**WHAT THE TASK ASKS:** Find every line with the word "وأجم". Copy those lines.
___ DATA SUPPLIED
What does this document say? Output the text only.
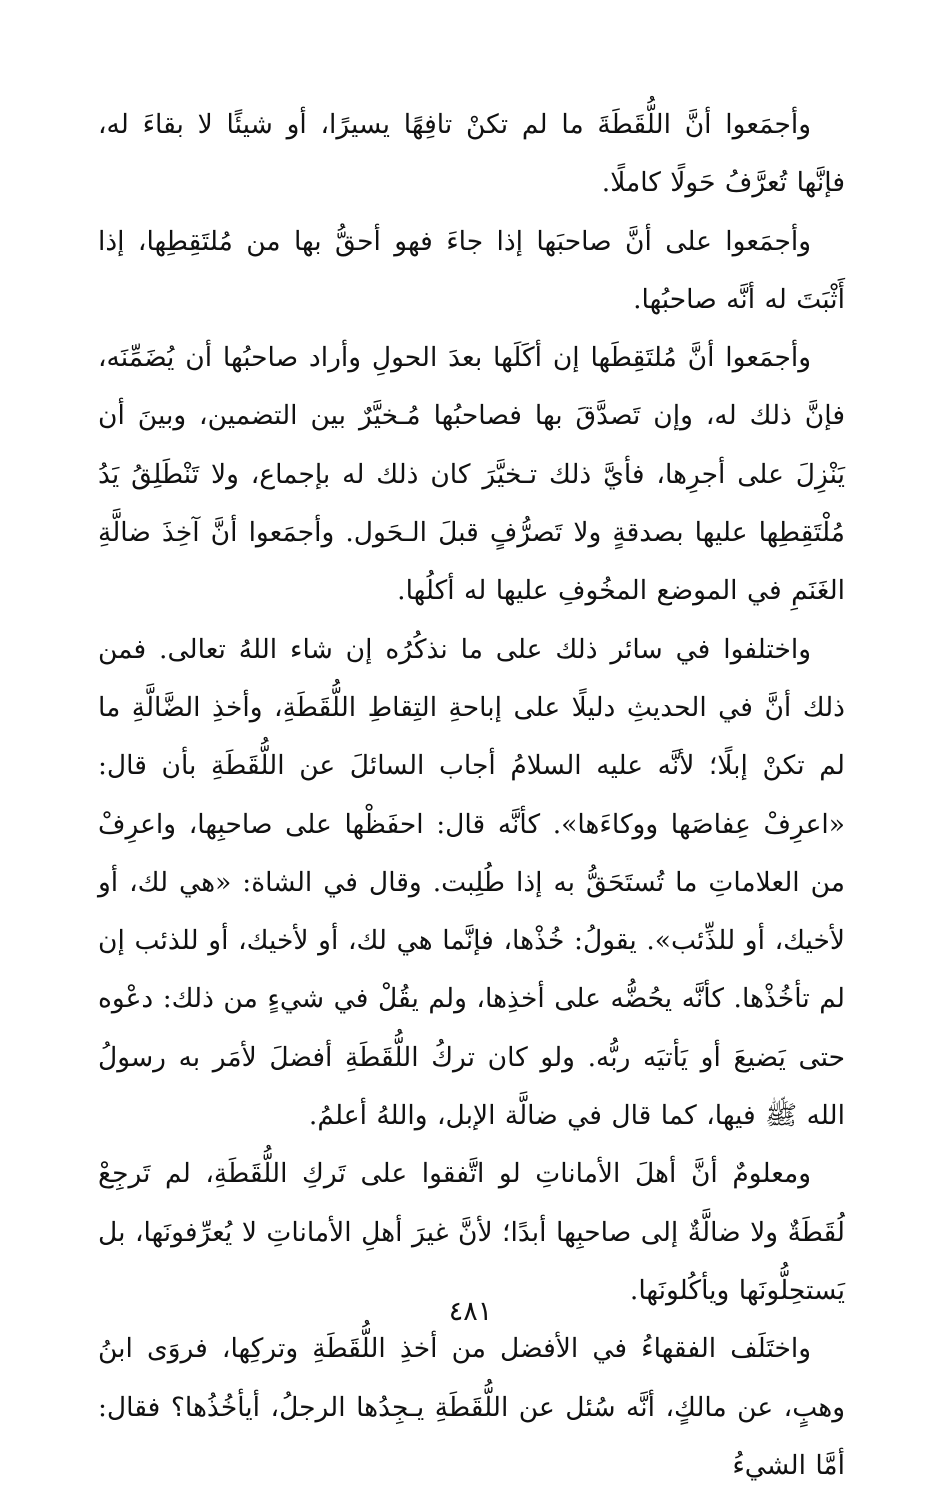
وأجمَعوا أنَّ اللُّقَطَةَ ما لم تكنْ تافِهًا يسيرًا، أو شيئًا لا بقاءَ له، فإنَّها تُعرَّفُ حَولًا كاملًا.

وأجمَعوا على أنَّ صاحبَها إذا جاءَ فهو أحقُّ بها من مُلتَقِطِها، إذا أَثْبَتَ له أنَّه صاحبُها.

وأجمَعوا أنَّ مُلتَقِطَها إن أكَلَها بعدَ الحولِ وأراد صاحبُها أن يُضَمِّنَه، فإنَّ ذلك له، وإن تَصدَّقَ بها فصاحبُها مُـخيَّرٌ بين التضمين، وبينَ أن يَنْزِلَ على أجرِها، فأيَّ ذلك تـخيَّرَ كان ذلك له بإجماع، ولا تَنْطَلِقُ يَدُ مُلْتَقِطِها عليها بصدقةٍ ولا تَصرُّفٍ قبلَ الـحَول. وأجمَعوا أنَّ آخِذَ ضالَّةِ الغَنَمِ في الموضع المخُوفِ عليها له أكلُها.

واختلفوا في سائر ذلك على ما نذكُرُه إن شاء اللهُ تعالى. فمن ذلك أنَّ في الحديثِ دليلًا على إباحةِ التِقاطِ اللُّقَطَةِ، وأخذِ الضَّالَّةِ ما لم تكنْ إبلًا؛ لأنَّه عليه السلامُ أجاب السائلَ عن اللُّقَطَةِ بأن قال: «اعرِفْ عِفاصَها ووكاءَها». كأنَّه قال: احفَظْها على صاحبِها، واعرِفْ من العلاماتِ ما تُستَحَقُّ به إذا طُلِبت. وقال في الشاة: «هي لك، أو لأخيك، أو للذِّئب». يقولُ: خُذْها، فإنَّما هي لك، أو لأخيك، أو للذئب إن لم تأخُذْها. كأنَّه يحُضُّه على أخذِها، ولم يقُلْ في شيءٍ من ذلك: دعْوه حتى يَضيعَ أو يَأتيَه ربُّه. ولو كان تركُ اللُّقَطَةِ أفضلَ لأمَر به رسولُ الله ﷺ فيها، كما قال في ضالَّة الإبل، واللهُ أعلمُ.

ومعلومٌ أنَّ أهلَ الأماناتِ لو اتَّفقوا على تَركِ اللُّقَطَةِ، لم تَرجِعْ لُقَطَةٌ ولا ضالَّةٌ إلى صاحبِها أبدًا؛ لأنَّ غيرَ أهلِ الأماناتِ لا يُعرِّفونَها، بل يَستحِلُّونَها ويأكُلونَها.

واختَلَف الفقهاءُ في الأفضل من أخذِ اللُّقَطَةِ وتركِها، فروَى ابنُ وهبٍ، عن مالكٍ، أنَّه سُئل عن اللُّقَطَةِ يـجِدُها الرجلُ، أيأخُذُها؟ فقال: أمَّا الشيءُ

٤٨١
______
**OUTPUT FOR THIS EXERCISE:**
وأجمَعوا أنَّ اللُّقَطَةَ ما لم تكنْ تافِهًا يسيرًا، أو شيئًا لا بقاءَ له، فإنَّها تُعرَّفُ حَولًا كاملًا.
وأجمَعوا على أنَّ صاحبَها إذا جاءَ فهو أحقُّ بها من مُلتَقِطِها، إذا أَثْبَتَ له أنَّه صاحبُها.
وأجمَعوا أنَّ مُلتَقِطَها إن أكَلَها بعدَ الحولِ وأراد صاحبُها أن يُضَمِّنَه، فإنَّ ذلك له، وإن تَصدَّقَ بها فصاحبُها مُـخيَّرٌ بين التضمين، وبينَ أن يَنْزِلَ على أجرِها، فأيَّ ذلك تـخيَّرَ كان ذلك له بإجماع، ولا تَنْطَلِقُ يَدُ مُلْتَقِطِها عليها بصدقةٍ ولا تَصرُّفٍ قبلَ الـحَول. وأجمَعوا أنَّ آخِذَ ضالَّةِ الغَنَمِ في الموضع المخُوفِ عليها له أكلُها.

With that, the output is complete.